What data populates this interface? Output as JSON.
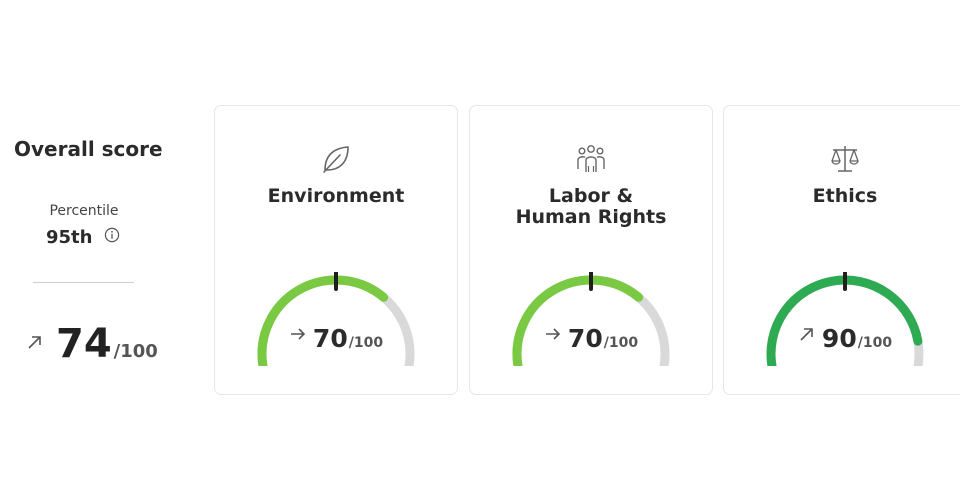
{
  "overall": {
    "title": "Overall score",
    "percentile_label": "Percentile",
    "percentile_value": "95th",
    "score": "74",
    "denominator": "/100",
    "trend_icon": "arrow-up-right-icon",
    "info_icon": "info-icon"
  },
  "categories": [
    {
      "title": "Environment",
      "icon": "leaf-icon",
      "score": "70",
      "denominator": "/100",
      "trend_icon": "arrow-right-icon",
      "fraction": 0.7,
      "color": "#7ac943",
      "marker": 0.5
    },
    {
      "title": "Labor & Human Rights",
      "icon": "people-group-icon",
      "score": "70",
      "denominator": "/100",
      "trend_icon": "arrow-right-icon",
      "fraction": 0.7,
      "color": "#7ac943",
      "marker": 0.5
    },
    {
      "title": "Ethics",
      "icon": "scales-icon",
      "score": "90",
      "denominator": "/100",
      "trend_icon": "arrow-up-right-icon",
      "fraction": 0.9,
      "color": "#2eaa52",
      "marker": 0.5
    }
  ],
  "colors": {
    "track": "#d9d9d9",
    "marker": "#1f1f1f"
  }
}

§ The problem
Reproduce all the records verbatim, excluding images.

§ Solution to the problem
What data populates this interface? Output as JSON.
{
  "overall": {
    "title": "Overall score",
    "percentile_label": "Percentile",
    "percentile_value": "95th",
    "score": "74",
    "denominator": "/100",
    "trend_icon": "arrow-up-right-icon",
    "info_icon": "info-icon"
  },
  "categories": [
    {
      "title": "Environment",
      "icon": "leaf-icon",
      "score": "70",
      "denominator": "/100",
      "trend_icon": "arrow-right-icon",
      "fraction": 0.7,
      "color": "#7ac943",
      "marker": 0.5
    },
    {
      "title": "Labor & Human Rights",
      "icon": "people-group-icon",
      "score": "70",
      "denominator": "/100",
      "trend_icon": "arrow-right-icon",
      "fraction": 0.7,
      "color": "#7ac943",
      "marker": 0.5
    },
    {
      "title": "Ethics",
      "icon": "scales-icon",
      "score": "90",
      "denominator": "/100",
      "trend_icon": "arrow-up-right-icon",
      "fraction": 0.9,
      "color": "#2eaa52",
      "marker": 0.5
    }
  ],
  "colors": {
    "track": "#d9d9d9",
    "marker": "#1f1f1f"
  }
}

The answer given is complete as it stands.